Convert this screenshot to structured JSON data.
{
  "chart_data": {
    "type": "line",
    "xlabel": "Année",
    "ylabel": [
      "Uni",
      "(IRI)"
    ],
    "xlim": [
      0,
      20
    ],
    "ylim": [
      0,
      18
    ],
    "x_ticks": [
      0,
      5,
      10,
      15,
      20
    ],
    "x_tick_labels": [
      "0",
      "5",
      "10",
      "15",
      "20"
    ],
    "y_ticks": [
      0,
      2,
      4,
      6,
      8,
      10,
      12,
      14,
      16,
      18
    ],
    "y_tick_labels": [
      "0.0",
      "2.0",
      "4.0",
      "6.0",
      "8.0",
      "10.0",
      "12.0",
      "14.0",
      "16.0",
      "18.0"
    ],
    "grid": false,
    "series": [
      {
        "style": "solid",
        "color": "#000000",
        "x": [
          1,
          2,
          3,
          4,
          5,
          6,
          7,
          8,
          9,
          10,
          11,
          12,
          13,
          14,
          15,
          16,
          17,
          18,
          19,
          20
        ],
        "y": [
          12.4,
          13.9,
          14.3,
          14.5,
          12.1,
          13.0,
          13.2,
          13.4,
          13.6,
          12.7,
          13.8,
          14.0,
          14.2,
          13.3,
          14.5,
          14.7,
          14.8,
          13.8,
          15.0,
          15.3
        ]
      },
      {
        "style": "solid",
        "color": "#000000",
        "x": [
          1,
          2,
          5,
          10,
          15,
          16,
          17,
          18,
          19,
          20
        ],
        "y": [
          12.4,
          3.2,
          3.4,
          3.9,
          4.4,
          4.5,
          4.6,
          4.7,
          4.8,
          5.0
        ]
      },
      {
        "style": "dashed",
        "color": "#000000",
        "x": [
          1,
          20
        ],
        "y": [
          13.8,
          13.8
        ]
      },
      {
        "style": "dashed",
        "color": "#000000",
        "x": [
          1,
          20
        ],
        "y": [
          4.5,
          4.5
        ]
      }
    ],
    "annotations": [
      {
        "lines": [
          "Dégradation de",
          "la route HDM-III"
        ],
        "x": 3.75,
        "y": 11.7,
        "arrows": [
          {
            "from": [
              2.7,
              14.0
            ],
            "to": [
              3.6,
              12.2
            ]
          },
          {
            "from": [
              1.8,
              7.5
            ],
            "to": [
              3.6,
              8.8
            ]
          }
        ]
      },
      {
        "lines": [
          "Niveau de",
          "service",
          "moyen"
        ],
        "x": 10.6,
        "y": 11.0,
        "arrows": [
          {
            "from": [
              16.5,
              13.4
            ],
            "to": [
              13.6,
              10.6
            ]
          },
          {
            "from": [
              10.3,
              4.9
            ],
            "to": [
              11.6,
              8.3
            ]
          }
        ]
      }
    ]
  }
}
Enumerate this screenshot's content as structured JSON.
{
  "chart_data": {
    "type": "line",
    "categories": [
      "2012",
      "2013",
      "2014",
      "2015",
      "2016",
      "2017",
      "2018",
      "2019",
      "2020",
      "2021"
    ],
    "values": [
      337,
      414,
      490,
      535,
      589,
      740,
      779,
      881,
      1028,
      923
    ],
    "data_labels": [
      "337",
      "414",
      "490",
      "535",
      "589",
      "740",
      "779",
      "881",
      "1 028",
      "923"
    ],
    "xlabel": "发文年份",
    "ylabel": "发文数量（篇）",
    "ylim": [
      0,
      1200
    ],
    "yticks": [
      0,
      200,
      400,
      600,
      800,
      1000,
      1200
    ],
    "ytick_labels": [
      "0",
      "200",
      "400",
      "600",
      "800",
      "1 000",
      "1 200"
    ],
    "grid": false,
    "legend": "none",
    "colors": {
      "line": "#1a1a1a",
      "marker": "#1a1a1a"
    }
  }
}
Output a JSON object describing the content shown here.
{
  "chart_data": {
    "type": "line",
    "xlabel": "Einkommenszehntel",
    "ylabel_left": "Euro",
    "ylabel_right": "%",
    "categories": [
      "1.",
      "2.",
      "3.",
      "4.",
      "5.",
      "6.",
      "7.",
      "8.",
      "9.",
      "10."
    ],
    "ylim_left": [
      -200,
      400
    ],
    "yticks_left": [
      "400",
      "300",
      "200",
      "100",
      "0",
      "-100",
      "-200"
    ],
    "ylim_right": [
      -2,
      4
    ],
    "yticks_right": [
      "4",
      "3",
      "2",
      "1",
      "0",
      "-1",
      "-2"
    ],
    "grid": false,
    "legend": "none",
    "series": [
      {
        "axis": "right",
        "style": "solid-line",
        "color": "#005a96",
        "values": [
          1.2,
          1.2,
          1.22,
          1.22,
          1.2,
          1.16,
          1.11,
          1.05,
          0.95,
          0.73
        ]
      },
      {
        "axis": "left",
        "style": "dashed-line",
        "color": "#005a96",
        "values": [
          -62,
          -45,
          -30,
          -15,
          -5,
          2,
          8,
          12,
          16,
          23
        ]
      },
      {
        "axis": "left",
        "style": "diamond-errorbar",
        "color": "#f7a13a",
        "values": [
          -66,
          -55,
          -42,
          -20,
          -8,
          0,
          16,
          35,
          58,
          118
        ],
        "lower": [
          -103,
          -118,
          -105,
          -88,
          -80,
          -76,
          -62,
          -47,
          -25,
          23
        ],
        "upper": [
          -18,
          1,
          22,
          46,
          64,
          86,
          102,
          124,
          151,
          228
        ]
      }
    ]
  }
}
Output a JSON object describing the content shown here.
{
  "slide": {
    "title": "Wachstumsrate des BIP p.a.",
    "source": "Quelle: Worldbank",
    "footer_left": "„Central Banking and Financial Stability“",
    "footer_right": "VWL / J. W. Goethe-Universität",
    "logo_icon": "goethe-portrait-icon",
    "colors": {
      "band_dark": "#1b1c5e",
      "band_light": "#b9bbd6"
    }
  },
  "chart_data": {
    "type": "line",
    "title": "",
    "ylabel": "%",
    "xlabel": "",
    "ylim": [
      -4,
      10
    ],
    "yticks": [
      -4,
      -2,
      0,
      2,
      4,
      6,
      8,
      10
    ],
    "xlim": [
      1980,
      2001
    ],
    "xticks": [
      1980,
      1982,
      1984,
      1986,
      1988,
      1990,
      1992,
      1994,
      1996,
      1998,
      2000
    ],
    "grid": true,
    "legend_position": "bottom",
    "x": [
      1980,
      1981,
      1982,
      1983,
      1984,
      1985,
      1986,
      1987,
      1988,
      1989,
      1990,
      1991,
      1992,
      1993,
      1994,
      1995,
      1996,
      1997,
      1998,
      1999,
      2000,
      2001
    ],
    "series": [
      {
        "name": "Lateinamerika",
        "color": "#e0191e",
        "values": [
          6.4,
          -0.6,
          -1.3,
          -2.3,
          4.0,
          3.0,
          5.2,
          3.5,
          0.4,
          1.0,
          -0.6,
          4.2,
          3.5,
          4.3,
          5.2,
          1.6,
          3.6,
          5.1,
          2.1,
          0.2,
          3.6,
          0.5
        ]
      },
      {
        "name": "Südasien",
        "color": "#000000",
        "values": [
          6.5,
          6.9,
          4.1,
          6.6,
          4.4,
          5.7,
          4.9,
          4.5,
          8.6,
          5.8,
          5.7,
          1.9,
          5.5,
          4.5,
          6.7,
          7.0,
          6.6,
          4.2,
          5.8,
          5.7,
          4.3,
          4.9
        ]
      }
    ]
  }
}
····················
§ **Goal**
Repeat the records above exactly.

§ **Finished exercise**
Convert this screenshot to structured JSON data.
{
  "chart_data": {
    "type": "line",
    "xlabel": "Année",
    "ylabel": [
      "Uni",
      "(IRI)"
    ],
    "xlim": [
      0,
      20
    ],
    "ylim": [
      0,
      18
    ],
    "x_ticks": [
      0,
      5,
      10,
      15,
      20
    ],
    "x_tick_labels": [
      "0",
      "5",
      "10",
      "15",
      "20"
    ],
    "y_ticks": [
      0,
      2,
      4,
      6,
      8,
      10,
      12,
      14,
      16,
      18
    ],
    "y_tick_labels": [
      "0.0",
      "2.0",
      "4.0",
      "6.0",
      "8.0",
      "10.0",
      "12.0",
      "14.0",
      "16.0",
      "18.0"
    ],
    "grid": false,
    "series": [
      {
        "style": "solid",
        "color": "#000000",
        "x": [
          1,
          2,
          3,
          4,
          5,
          6,
          7,
          8,
          9,
          10,
          11,
          12,
          13,
          14,
          15,
          16,
          17,
          18,
          19,
          20
        ],
        "y": [
          12.4,
          13.9,
          14.3,
          14.5,
          12.1,
          13.0,
          13.2,
          13.4,
          13.6,
          12.7,
          13.8,
          14.0,
          14.2,
          13.3,
          14.5,
          14.7,
          14.8,
          13.8,
          15.0,
          15.3
        ]
      },
      {
        "style": "solid",
        "color": "#000000",
        "x": [
          1,
          2,
          5,
          10,
          15,
          16,
          17,
          18,
          19,
          20
        ],
        "y": [
          12.4,
          3.2,
          3.4,
          3.9,
          4.4,
          4.5,
          4.6,
          4.7,
          4.8,
          5.0
        ]
      },
      {
        "style": "dashed",
        "color": "#000000",
        "x": [
          1,
          20
        ],
        "y": [
          13.8,
          13.8
        ]
      },
      {
        "style": "dashed",
        "color": "#000000",
        "x": [
          1,
          20
        ],
        "y": [
          4.5,
          4.5
        ]
      }
    ],
    "annotations": [
      {
        "lines": [
          "Dégradation de",
          "la route HDM-III"
        ],
        "x": 3.75,
        "y": 11.7,
        "arrows": [
          {
            "from": [
              2.7,
              14.0
            ],
            "to": [
              3.6,
              12.2
            ]
          },
          {
            "from": [
              1.8,
              7.5
            ],
            "to": [
              3.6,
              8.8
            ]
          }
        ]
      },
      {
        "lines": [
          "Niveau de",
          "service",
          "moyen"
        ],
        "x": 10.6,
        "y": 11.0,
        "arrows": [
          {
            "from": [
              16.5,
              13.4
            ],
            "to": [
              13.6,
              10.6
            ]
          },
          {
            "from": [
              10.3,
              4.9
            ],
            "to": [
              11.6,
              8.3
            ]
          }
        ]
      }
    ]
  }
}
Enumerate this screenshot's content as structured JSON.
{
  "chart_data": {
    "type": "line",
    "categories": [
      "2012",
      "2013",
      "2014",
      "2015",
      "2016",
      "2017",
      "2018",
      "2019",
      "2020",
      "2021"
    ],
    "values": [
      337,
      414,
      490,
      535,
      589,
      740,
      779,
      881,
      1028,
      923
    ],
    "data_labels": [
      "337",
      "414",
      "490",
      "535",
      "589",
      "740",
      "779",
      "881",
      "1 028",
      "923"
    ],
    "xlabel": "发文年份",
    "ylabel": "发文数量（篇）",
    "ylim": [
      0,
      1200
    ],
    "yticks": [
      0,
      200,
      400,
      600,
      800,
      1000,
      1200
    ],
    "ytick_labels": [
      "0",
      "200",
      "400",
      "600",
      "800",
      "1 000",
      "1 200"
    ],
    "grid": false,
    "legend": "none",
    "colors": {
      "line": "#1a1a1a",
      "marker": "#1a1a1a"
    }
  }
}
Output a JSON object describing the content shown here.
{
  "chart_data": {
    "type": "line",
    "xlabel": "Einkommenszehntel",
    "ylabel_left": "Euro",
    "ylabel_right": "%",
    "categories": [
      "1.",
      "2.",
      "3.",
      "4.",
      "5.",
      "6.",
      "7.",
      "8.",
      "9.",
      "10."
    ],
    "ylim_left": [
      -200,
      400
    ],
    "yticks_left": [
      "400",
      "300",
      "200",
      "100",
      "0",
      "-100",
      "-200"
    ],
    "ylim_right": [
      -2,
      4
    ],
    "yticks_right": [
      "4",
      "3",
      "2",
      "1",
      "0",
      "-1",
      "-2"
    ],
    "grid": false,
    "legend": "none",
    "series": [
      {
        "axis": "right",
        "style": "solid-line",
        "color": "#005a96",
        "values": [
          1.2,
          1.2,
          1.22,
          1.22,
          1.2,
          1.16,
          1.11,
          1.05,
          0.95,
          0.73
        ]
      },
      {
        "axis": "left",
        "style": "dashed-line",
        "color": "#005a96",
        "values": [
          -62,
          -45,
          -30,
          -15,
          -5,
          2,
          8,
          12,
          16,
          23
        ]
      },
      {
        "axis": "left",
        "style": "diamond-errorbar",
        "color": "#f7a13a",
        "values": [
          -66,
          -55,
          -42,
          -20,
          -8,
          0,
          16,
          35,
          58,
          118
        ],
        "lower": [
          -103,
          -118,
          -105,
          -88,
          -80,
          -76,
          -62,
          -47,
          -25,
          23
        ],
        "upper": [
          -18,
          1,
          22,
          46,
          64,
          86,
          102,
          124,
          151,
          228
        ]
      }
    ]
  }
}
Output a JSON object describing the content shown here.
{
  "slide": {
    "title": "Wachstumsrate des BIP p.a.",
    "source": "Quelle: Worldbank",
    "footer_left": "„Central Banking and Financial Stability“",
    "footer_right": "VWL / J. W. Goethe-Universität",
    "logo_icon": "goethe-portrait-icon",
    "colors": {
      "band_dark": "#1b1c5e",
      "band_light": "#b9bbd6"
    }
  },
  "chart_data": {
    "type": "line",
    "title": "",
    "ylabel": "%",
    "xlabel": "",
    "ylim": [
      -4,
      10
    ],
    "yticks": [
      -4,
      -2,
      0,
      2,
      4,
      6,
      8,
      10
    ],
    "xlim": [
      1980,
      2001
    ],
    "xticks": [
      1980,
      1982,
      1984,
      1986,
      1988,
      1990,
      1992,
      1994,
      1996,
      1998,
      2000
    ],
    "grid": true,
    "legend_position": "bottom",
    "x": [
      1980,
      1981,
      1982,
      1983,
      1984,
      1985,
      1986,
      1987,
      1988,
      1989,
      1990,
      1991,
      1992,
      1993,
      1994,
      1995,
      1996,
      1997,
      1998,
      1999,
      2000,
      2001
    ],
    "series": [
      {
        "name": "Lateinamerika",
        "color": "#e0191e",
        "values": [
          6.4,
          -0.6,
          -1.3,
          -2.3,
          4.0,
          3.0,
          5.2,
          3.5,
          0.4,
          1.0,
          -0.6,
          4.2,
          3.5,
          4.3,
          5.2,
          1.6,
          3.6,
          5.1,
          2.1,
          0.2,
          3.6,
          0.5
        ]
      },
      {
        "name": "Südasien",
        "color": "#000000",
        "values": [
          6.5,
          6.9,
          4.1,
          6.6,
          4.4,
          5.7,
          4.9,
          4.5,
          8.6,
          5.8,
          5.7,
          1.9,
          5.5,
          4.5,
          6.7,
          7.0,
          6.6,
          4.2,
          5.8,
          5.7,
          4.3,
          4.9
        ]
      }
    ]
  }
}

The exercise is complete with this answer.